══ INPUT DATA ══
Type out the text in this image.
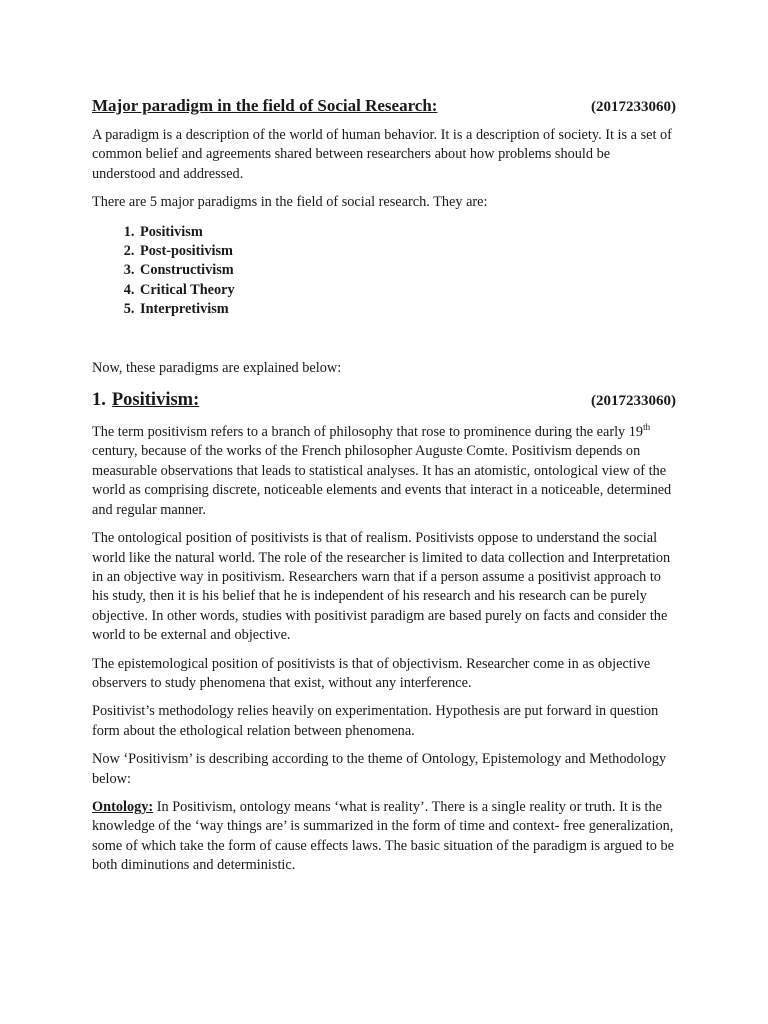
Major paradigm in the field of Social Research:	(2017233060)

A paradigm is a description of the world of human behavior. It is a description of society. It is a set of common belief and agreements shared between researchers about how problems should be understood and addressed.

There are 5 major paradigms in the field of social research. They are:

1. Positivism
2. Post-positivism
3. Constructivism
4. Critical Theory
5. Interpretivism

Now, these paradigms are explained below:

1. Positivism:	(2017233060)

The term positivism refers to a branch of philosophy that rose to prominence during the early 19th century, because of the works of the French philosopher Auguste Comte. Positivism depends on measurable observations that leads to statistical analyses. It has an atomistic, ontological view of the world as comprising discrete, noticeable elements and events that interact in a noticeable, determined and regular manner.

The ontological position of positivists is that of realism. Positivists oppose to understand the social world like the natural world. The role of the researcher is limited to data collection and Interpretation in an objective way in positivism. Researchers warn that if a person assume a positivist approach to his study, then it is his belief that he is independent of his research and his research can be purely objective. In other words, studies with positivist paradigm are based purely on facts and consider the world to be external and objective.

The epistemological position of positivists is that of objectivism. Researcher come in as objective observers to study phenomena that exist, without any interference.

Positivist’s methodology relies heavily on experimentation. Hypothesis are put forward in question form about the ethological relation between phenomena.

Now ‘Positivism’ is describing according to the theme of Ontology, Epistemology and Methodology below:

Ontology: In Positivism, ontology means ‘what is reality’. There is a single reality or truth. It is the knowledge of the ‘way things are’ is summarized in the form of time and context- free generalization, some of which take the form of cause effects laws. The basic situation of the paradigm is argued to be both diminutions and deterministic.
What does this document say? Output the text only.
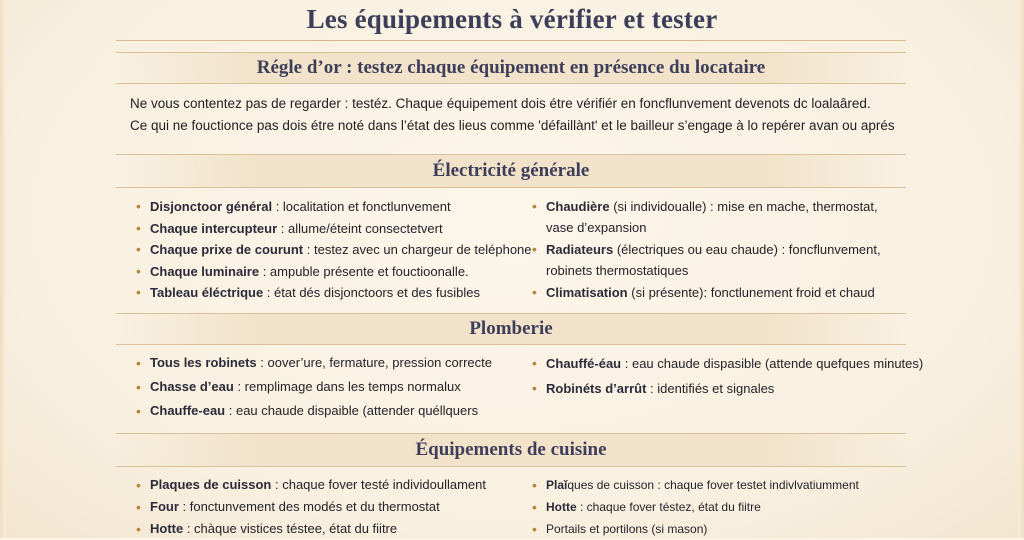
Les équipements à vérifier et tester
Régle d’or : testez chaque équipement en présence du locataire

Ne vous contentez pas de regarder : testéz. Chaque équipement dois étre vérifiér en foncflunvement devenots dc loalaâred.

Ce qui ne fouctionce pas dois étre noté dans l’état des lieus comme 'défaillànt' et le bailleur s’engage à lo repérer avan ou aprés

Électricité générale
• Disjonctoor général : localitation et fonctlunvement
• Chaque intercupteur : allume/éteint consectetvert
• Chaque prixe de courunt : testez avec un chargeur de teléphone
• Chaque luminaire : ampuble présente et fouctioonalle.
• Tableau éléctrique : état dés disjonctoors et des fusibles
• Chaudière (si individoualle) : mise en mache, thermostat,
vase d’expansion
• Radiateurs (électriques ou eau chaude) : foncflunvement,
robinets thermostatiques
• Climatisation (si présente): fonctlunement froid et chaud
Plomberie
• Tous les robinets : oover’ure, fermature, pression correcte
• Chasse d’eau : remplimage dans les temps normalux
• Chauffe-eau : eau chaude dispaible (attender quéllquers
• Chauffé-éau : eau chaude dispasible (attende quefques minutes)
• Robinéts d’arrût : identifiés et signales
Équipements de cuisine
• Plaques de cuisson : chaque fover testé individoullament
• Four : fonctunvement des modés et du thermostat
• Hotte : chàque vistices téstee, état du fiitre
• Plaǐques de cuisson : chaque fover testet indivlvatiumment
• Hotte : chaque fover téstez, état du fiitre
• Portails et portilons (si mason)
═══
══ INPUT DATA ══
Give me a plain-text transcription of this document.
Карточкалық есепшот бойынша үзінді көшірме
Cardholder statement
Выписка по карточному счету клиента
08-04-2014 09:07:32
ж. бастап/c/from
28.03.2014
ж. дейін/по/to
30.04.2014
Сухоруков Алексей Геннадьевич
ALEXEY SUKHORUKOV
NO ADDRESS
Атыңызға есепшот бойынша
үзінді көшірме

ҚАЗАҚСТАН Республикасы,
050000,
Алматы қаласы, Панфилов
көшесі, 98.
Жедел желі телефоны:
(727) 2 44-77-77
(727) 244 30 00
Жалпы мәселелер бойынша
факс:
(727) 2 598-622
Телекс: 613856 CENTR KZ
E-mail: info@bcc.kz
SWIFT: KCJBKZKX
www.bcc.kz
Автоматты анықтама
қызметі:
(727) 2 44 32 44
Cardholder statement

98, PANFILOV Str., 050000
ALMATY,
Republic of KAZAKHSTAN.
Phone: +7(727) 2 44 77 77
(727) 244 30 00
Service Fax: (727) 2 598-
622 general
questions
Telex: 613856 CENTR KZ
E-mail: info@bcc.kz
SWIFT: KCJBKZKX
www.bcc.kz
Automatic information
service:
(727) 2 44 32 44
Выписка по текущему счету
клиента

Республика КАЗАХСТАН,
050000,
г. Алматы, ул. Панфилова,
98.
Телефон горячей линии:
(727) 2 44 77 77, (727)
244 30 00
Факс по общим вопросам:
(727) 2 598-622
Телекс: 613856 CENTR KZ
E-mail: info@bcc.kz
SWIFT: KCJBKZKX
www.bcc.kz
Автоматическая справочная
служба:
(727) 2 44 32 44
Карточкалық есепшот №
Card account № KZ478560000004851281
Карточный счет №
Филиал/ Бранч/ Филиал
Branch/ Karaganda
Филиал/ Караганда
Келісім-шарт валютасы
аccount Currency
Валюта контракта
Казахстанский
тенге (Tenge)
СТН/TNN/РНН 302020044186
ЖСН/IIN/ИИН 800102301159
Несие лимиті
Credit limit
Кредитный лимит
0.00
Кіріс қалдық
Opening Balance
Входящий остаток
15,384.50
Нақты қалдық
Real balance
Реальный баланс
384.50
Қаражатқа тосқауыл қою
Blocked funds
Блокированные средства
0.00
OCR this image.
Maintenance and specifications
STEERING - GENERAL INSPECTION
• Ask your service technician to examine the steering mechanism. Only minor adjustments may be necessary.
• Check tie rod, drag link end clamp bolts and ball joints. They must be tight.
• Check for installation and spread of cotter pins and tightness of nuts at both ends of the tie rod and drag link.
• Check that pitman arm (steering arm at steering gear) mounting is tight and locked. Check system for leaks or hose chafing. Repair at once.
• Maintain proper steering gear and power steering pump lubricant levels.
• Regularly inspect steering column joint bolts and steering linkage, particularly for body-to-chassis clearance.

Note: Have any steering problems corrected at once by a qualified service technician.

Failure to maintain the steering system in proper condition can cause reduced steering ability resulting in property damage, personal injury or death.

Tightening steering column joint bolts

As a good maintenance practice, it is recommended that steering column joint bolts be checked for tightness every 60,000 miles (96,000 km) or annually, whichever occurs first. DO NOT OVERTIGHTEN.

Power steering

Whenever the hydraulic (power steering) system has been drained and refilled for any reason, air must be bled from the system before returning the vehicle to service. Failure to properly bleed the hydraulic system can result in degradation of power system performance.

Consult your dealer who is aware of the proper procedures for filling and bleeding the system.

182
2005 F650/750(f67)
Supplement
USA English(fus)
═══
- TASK BRIEF -
Search the data for the word "positivists" and copy each line where it appears.

- RESPONSE TO THE TASK -
The ontological position of positivists is that of realism. Positivists oppose to understand the social world like the natural world. The role of the researcher is limited to data collection and Interpretation in an objective way in positivism. Researchers warn that if a person assume a positivist approach to his study, then it is his belief that he is independent of his research and his research can be purely objective. In other words, studies with positivist paradigm are based purely on facts and consider the world to be external and objective.
The epistemological position of positivists is that of objectivism. Researcher come in as objective observers to study phenomena that exist, without any interference.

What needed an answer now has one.